Material for this task
▶
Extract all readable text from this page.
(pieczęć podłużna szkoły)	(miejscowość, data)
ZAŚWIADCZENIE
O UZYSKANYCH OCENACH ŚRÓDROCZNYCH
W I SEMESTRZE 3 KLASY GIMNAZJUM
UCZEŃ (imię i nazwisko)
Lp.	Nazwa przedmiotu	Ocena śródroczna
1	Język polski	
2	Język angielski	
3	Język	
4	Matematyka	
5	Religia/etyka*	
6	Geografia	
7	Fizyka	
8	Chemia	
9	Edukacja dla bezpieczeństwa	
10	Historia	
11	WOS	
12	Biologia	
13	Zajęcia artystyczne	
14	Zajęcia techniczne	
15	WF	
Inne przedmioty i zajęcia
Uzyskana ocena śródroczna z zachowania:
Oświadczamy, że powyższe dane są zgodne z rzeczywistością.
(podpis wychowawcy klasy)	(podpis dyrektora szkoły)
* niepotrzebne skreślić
◀
▶
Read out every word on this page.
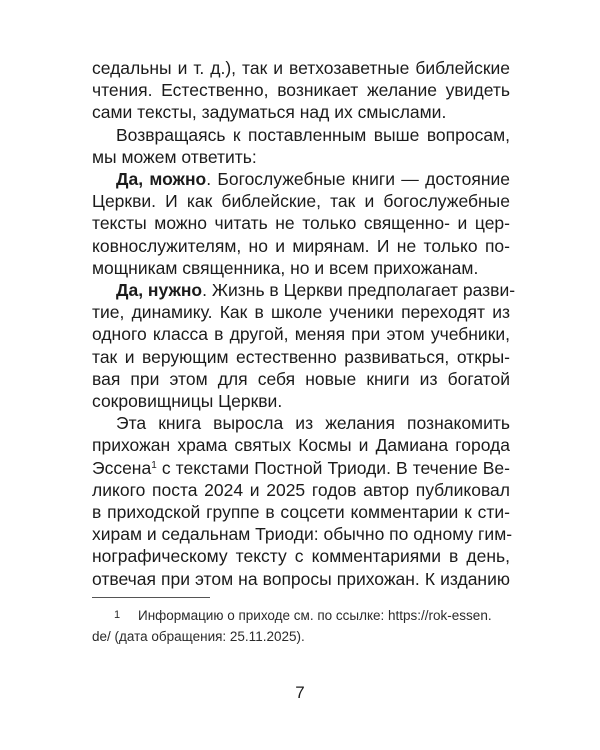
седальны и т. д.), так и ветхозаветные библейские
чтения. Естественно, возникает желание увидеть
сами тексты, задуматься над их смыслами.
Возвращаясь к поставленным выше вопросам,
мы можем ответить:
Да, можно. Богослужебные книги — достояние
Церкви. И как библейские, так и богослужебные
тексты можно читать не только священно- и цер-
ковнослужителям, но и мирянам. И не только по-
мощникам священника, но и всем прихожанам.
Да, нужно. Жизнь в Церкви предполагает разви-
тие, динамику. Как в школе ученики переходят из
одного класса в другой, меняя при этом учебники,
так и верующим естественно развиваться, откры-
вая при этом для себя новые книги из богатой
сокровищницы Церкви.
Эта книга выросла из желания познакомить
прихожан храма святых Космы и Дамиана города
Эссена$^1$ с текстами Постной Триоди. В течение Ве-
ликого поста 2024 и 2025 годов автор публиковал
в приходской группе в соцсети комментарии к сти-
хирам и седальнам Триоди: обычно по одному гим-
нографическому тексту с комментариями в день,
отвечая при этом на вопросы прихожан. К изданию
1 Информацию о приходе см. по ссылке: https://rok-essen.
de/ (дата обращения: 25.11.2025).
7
◀
Look through the material above. Copy each line where the word "только" appears.

тексты можно читать не только священно- и цер-
ковнослужителям, но и мирянам. И не только по-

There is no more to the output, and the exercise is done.